• GIVEN TASK: Copy the entries from the line with "timeframe-m15-button[interactable]: M15 [948,5,971,18]" to the line with "tile-windows-button[interactable]: ⊞ [391,1,417,23]" word for word, with both of those lines included.

• DATA:
-----
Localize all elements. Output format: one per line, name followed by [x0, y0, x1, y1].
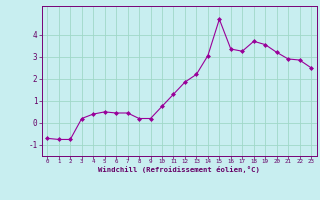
X-axis label: Windchill (Refroidissement éolien,°C): Windchill (Refroidissement éolien,°C)	[98, 166, 260, 173]
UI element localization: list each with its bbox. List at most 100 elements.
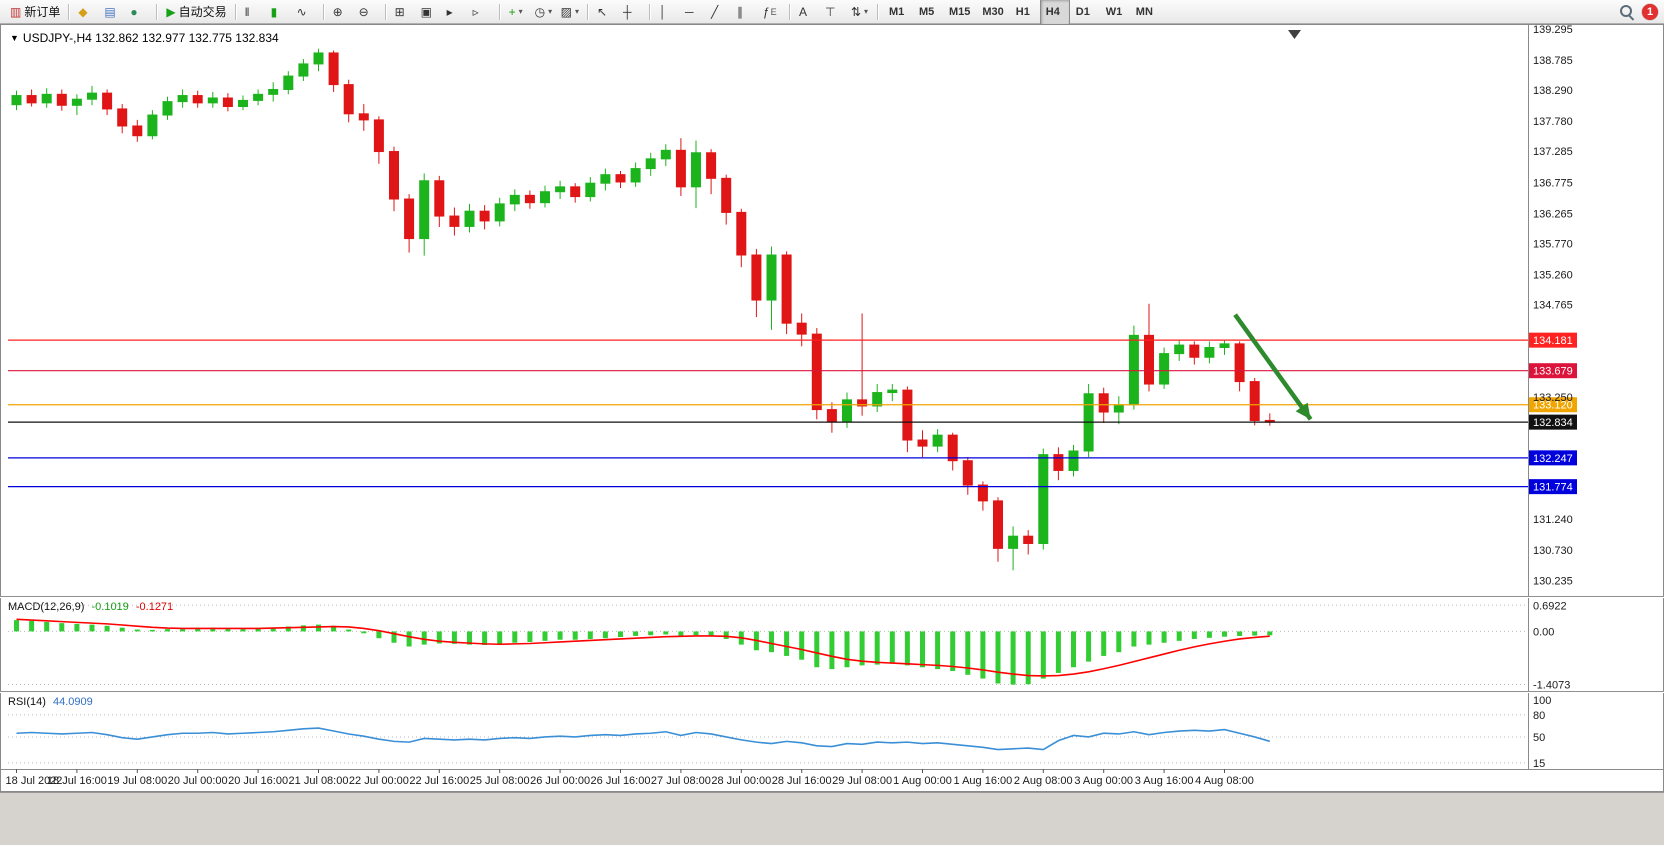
timeframe-m15-button[interactable]: M15 [948,5,971,18]
time-axis-label[interactable]: 3 Aug 00:00 [1074,775,1133,787]
crosshair-button[interactable]: ┼ [619,1,645,23]
time-axis-label[interactable]: 28 Jul 00:00 [711,775,771,787]
macd-histogram-bar [74,623,80,632]
bars-chart-button[interactable]: ‖ [241,1,267,23]
tile-windows-button[interactable]: ⊞ [391,1,417,23]
time-axis-label[interactable]: 25 Jul 08:00 [470,775,530,787]
time-axis-label[interactable]: 22 Jul 00:00 [349,775,409,787]
time-axis-label[interactable]: 26 Jul 00:00 [530,775,590,787]
macd-histogram-bar [512,631,518,643]
macd-histogram-bar [451,631,457,644]
macd-histogram-bar [436,631,442,644]
time-axis-label[interactable]: 2 Aug 08:00 [1014,775,1073,787]
macd-histogram-bar [255,628,261,632]
vertical-line-button[interactable]: │ [655,1,681,23]
candle-body [811,333,822,411]
autotrade-button[interactable]: ▶ 自动交易 [162,1,230,23]
time-axis-label[interactable]: 21 Jul 08:00 [289,775,349,787]
macd-histogram-bar [814,631,820,668]
chart-canvas[interactable]: 134.181 133.679 133.120 132.834 132.247 131.7… [0,24,1664,792]
line-chart-button[interactable]: ∿ [293,1,319,23]
candle-body [509,194,520,205]
support-line-lower-price-box [1529,479,1577,495]
notification-badge[interactable]: 1 [1642,3,1658,20]
market-watch-icon-button[interactable]: ▤ [100,1,126,23]
chart-dropdown-icon[interactable]: ▼ [10,33,19,43]
cursor-button[interactable]: ↖ [593,1,619,23]
horizontal-line-button[interactable]: ─ [681,1,707,23]
time-axis-label[interactable]: 20 Jul 16:00 [228,775,288,787]
timeframe-d1-button[interactable]: D1 [1075,5,1090,18]
candle-body [192,95,203,104]
macd-histogram-bar [602,631,608,639]
candle-body [1098,393,1109,413]
candle-body [917,439,928,447]
time-axis-label[interactable]: 20 Jul 00:00 [168,775,228,787]
time-axis-label[interactable]: 26 Jul 16:00 [591,775,651,787]
time-axis-label[interactable]: 18 Jul 2022 [6,775,63,787]
toolbar-separator [876,3,879,20]
auto-scroll-icon: ▸ [446,4,453,19]
candle-body [11,95,22,106]
macd-histogram-bar [89,624,95,632]
macd-histogram-bar [572,631,578,640]
time-axis-label[interactable]: 28 Jul 16:00 [772,775,832,787]
arrows-button[interactable]: ⇅ ▾ [847,1,873,23]
timeframe-m1-button[interactable]: M1 [888,5,905,18]
indicators-button[interactable]: + ▾ [505,1,531,23]
toolbar-separator [788,3,791,20]
time-axis-label[interactable]: 22 Jul 16:00 [409,775,469,787]
candle-body [147,114,158,137]
time-axis-label[interactable]: 27 Jul 08:00 [651,775,711,787]
new-order-button[interactable]: ▥ 新订单 [6,1,64,23]
cascade-windows-button[interactable]: ▣ [417,1,443,23]
time-axis-label[interactable]: 29 Jul 08:00 [832,775,892,787]
candle-body [389,151,399,200]
toolbar-separator [498,3,501,20]
candle-body [1053,454,1064,471]
macd-label: MACD(12,26,9) -0.1019 -0.1271 [8,601,177,613]
macd-histogram-bar [1116,631,1122,653]
candlestick-chart-button[interactable]: ▮ [267,1,293,23]
time-axis-label[interactable]: 19 Jul 08:00 [107,775,167,787]
timeframe-h4-button[interactable]: H4 [1039,0,1070,25]
time-axis-label[interactable]: 4 Aug 08:00 [1195,775,1254,787]
time-axis-label[interactable]: 18 Jul 16:00 [47,775,107,787]
macd-histogram-bar [210,627,216,632]
label-button[interactable]: ⊤ [821,1,847,23]
timeframe-m5-button[interactable]: M5 [918,5,935,18]
auto-scroll-button[interactable]: ▸ [443,1,469,23]
macd-histogram-bar [482,631,488,645]
macd-histogram-bar [14,620,19,632]
time-axis-label[interactable]: 3 Aug 16:00 [1135,775,1194,787]
candle-body [298,63,309,77]
search-icon[interactable] [1619,4,1634,19]
timeframe-h1-button[interactable]: H1 [1015,5,1030,18]
macd-histogram-bar [1176,631,1182,641]
annotation-arrow[interactable] [1233,313,1313,421]
timeframe-m30-button[interactable]: M30 [982,5,1004,18]
timeframe-w1-button[interactable]: W1 [1105,5,1123,18]
navigator-icon-button[interactable]: ● [126,1,152,23]
text-button[interactable]: A [795,1,821,23]
candle-body [1008,535,1019,549]
trendline-button[interactable]: ╱ [707,1,733,23]
zoom-in-button[interactable]: ⊕ [329,1,355,23]
candle-body [1204,347,1215,358]
time-axis-label[interactable]: 1 Aug 00:00 [893,775,952,787]
templates-button[interactable]: ▨ ▾ [557,1,583,23]
chart-shift-button[interactable]: ▹ [469,1,495,23]
timeframe-mn-button[interactable]: MN [1135,5,1153,18]
periods-button[interactable]: ◷ ▾ [531,1,557,23]
zoom-out-button[interactable]: ⊖ [355,1,381,23]
candle-body [132,125,143,137]
periods-icon: ◷ [534,4,546,19]
candle-body [570,186,581,198]
toolbar-separator [234,3,237,20]
toolbar: ▥ 新订单 ◆ ▤ ● ▶ 自动交易 ‖ ▮ ∿ ⊕ ⊖ ⊞ ▣ ▸ ▹ + ▾ ◷ ▾ ▨ ▾ ↖ ┼ │ ─ ╱ ∥ ƒ E A ⊤ ⇅ ▾ M… [0,0,1664,25]
symbols-icon-button[interactable]: ◆ [74,1,100,23]
price-axis-tick: 137.285 [1533,146,1573,158]
channel-button[interactable]: ∥ [733,1,759,23]
time-axis-label[interactable]: 1 Aug 16:00 [954,775,1013,787]
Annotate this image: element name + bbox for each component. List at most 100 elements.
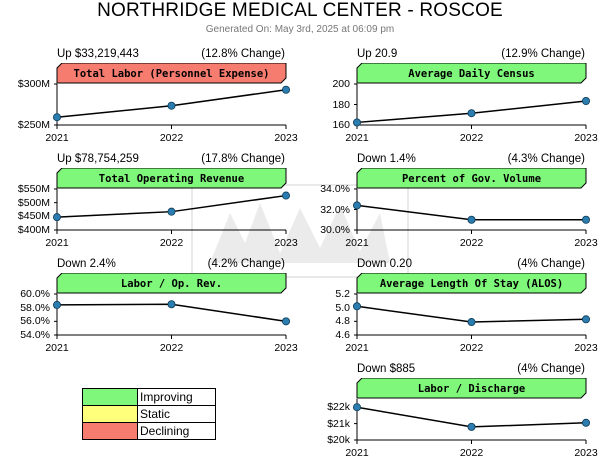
generated-timestamp: Generated On: May 3rd, 2025 at 06:09 pm <box>205 24 395 35</box>
chart-title: Total Operating Revenue <box>99 173 244 185</box>
data-point <box>467 109 476 118</box>
chart-title-banner <box>356 378 587 399</box>
chart-plot: Total Operating Revenue <box>53 168 290 234</box>
chart-panel: Down $885 (4% Change) Labor / Discharge $20… <box>327 363 597 463</box>
change-summary: Up 20.9 <box>357 48 398 60</box>
change-percent: (12.9% Change) <box>501 48 585 60</box>
data-point <box>581 315 590 324</box>
chart-title: Labor / Discharge <box>418 383 525 395</box>
legend-item-declining: Declining <box>82 422 216 440</box>
legend-label: Static <box>137 405 216 423</box>
chart-title-banner <box>356 168 587 189</box>
x-tick-label: 2021 <box>45 237 69 249</box>
data-point <box>467 422 476 431</box>
chart-title: Percent of Gov. Volume <box>402 173 541 185</box>
chart-title: Total Labor (Personnel Expense) <box>74 68 270 80</box>
change-percent: (12.8% Change) <box>201 48 285 60</box>
y-tick-label: 5.2 <box>335 288 350 300</box>
change-summary: Up $78,754,259 <box>57 153 139 165</box>
y-tick-label: $300M <box>17 78 50 90</box>
chart-panel: Up $33,219,443 (12.8% Change) Total Labor … <box>18 48 298 148</box>
chart-title-banner <box>56 63 287 84</box>
chart-panel: Up $78,754,259 (17.8% Change) Total Operat… <box>18 153 298 253</box>
y-tick-label: 4.8 <box>335 315 350 328</box>
data-point <box>281 85 290 94</box>
change-percent: (4% Change) <box>517 363 585 375</box>
data-point <box>53 213 61 222</box>
change-percent: (4.3% Change) <box>507 153 585 165</box>
x-tick-label: 2023 <box>574 447 598 459</box>
y-tick-label: 30.0% <box>320 224 350 236</box>
y-tick-label: 34.0% <box>320 183 350 195</box>
legend-swatch-static <box>82 405 138 423</box>
y-tick-label: $550M <box>17 183 50 195</box>
legend: Improving Static Declining <box>82 388 216 440</box>
y-tick-label: 60.0% <box>20 288 50 300</box>
page-title: NORTHRIDGE MEDICAL CENTER - ROSCOE <box>97 0 503 21</box>
chart-plot: Percent of Gov. Volume <box>353 168 590 234</box>
change-percent: (17.8% Change) <box>201 153 285 165</box>
x-tick-label: 2022 <box>159 342 184 354</box>
change-summary: Down 0.20 <box>357 258 412 270</box>
y-tick-label: $250M <box>17 119 50 131</box>
chart-title: Average Length Of Stay (ALOS) <box>380 278 563 290</box>
x-tick-label: 2023 <box>574 237 598 249</box>
x-tick-label: 2021 <box>45 342 69 354</box>
legend-label: Improving <box>137 388 216 406</box>
x-tick-label: 2021 <box>345 342 369 354</box>
change-percent: (4.2% Change) <box>207 258 285 270</box>
data-point <box>467 215 476 224</box>
y-tick-label: 32.0% <box>320 203 350 216</box>
chart-title: Average Daily Census <box>408 68 534 80</box>
x-tick-label: 2023 <box>274 237 298 249</box>
data-point <box>281 317 290 326</box>
chart-panel: Down 0.20 (4% Change) Average Length Of St… <box>335 258 597 358</box>
change-summary: Down 1.4% <box>357 153 416 165</box>
chart-title-banner <box>56 168 287 189</box>
change-summary: Up $33,219,443 <box>57 48 139 60</box>
data-point <box>581 215 590 224</box>
x-tick-label: 2021 <box>45 132 69 144</box>
chart-plot: Average Length Of Stay (ALOS) <box>353 273 590 339</box>
x-tick-label: 2022 <box>159 237 184 249</box>
y-tick-label: 4.6 <box>335 329 350 341</box>
legend-item-improving: Improving <box>82 388 216 406</box>
x-tick-label: 2021 <box>345 132 369 144</box>
y-tick-label: $500M <box>17 196 50 209</box>
data-point <box>167 207 176 216</box>
chart-plot: Labor / Op. Rev. <box>53 273 290 339</box>
legend-swatch-improving <box>82 388 138 406</box>
data-point <box>581 418 590 427</box>
data-point <box>353 403 361 412</box>
chart-plot: Total Labor (Personnel Expense) <box>53 63 290 129</box>
change-summary: Down $885 <box>357 363 416 375</box>
y-tick-label: 56.0% <box>20 315 50 328</box>
chart-title-banner <box>356 63 587 84</box>
data-point <box>353 201 361 210</box>
y-tick-label: 160 <box>332 119 350 131</box>
data-point <box>167 300 176 309</box>
y-tick-label: 54.0% <box>20 329 50 341</box>
x-tick-label: 2022 <box>459 237 484 249</box>
chart-panel: Down 2.4% (4.2% Change) Labor / Op. Rev. 54… <box>20 258 297 358</box>
data-point <box>353 118 361 127</box>
chart-title-banner <box>356 273 587 294</box>
chart-title: Labor / Op. Rev. <box>121 278 222 290</box>
x-tick-label: 2023 <box>574 342 598 354</box>
legend-swatch-declining <box>82 422 138 440</box>
y-tick-label: $21k <box>327 417 350 430</box>
chart-title-banner <box>56 273 287 294</box>
watermark-logo <box>191 184 409 278</box>
data-point <box>467 318 476 327</box>
x-tick-label: 2023 <box>274 342 298 354</box>
y-tick-label: 5.0 <box>335 301 350 314</box>
data-point <box>53 113 61 122</box>
x-tick-label: 2022 <box>459 342 484 354</box>
y-tick-label: $400M <box>17 224 50 236</box>
chart-panel: Down 1.4% (4.3% Change) Percent of Gov. Vo… <box>320 153 597 253</box>
chart-panel: Up 20.9 (12.9% Change) Average Daily Censu… <box>332 48 597 148</box>
y-tick-label: $20k <box>327 434 350 446</box>
change-summary: Down 2.4% <box>57 258 116 270</box>
x-tick-label: 2021 <box>345 447 369 459</box>
y-tick-label: 200 <box>332 78 350 90</box>
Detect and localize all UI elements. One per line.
-----
• SOLUTION BELOW:
timeframe-m15-button[interactable]: M15 [948,5,971,18]
time-axis-label[interactable]: 3 Aug 00:00 [1074,775,1133,787]
crosshair-button[interactable]: ┼ [619,1,645,23]
time-axis-label[interactable]: 28 Jul 00:00 [711,775,771,787]
macd-histogram-bar [74,623,80,632]
bars-chart-button[interactable]: ‖ [241,1,267,23]
tile-windows-button[interactable]: ⊞ [391,1,417,23]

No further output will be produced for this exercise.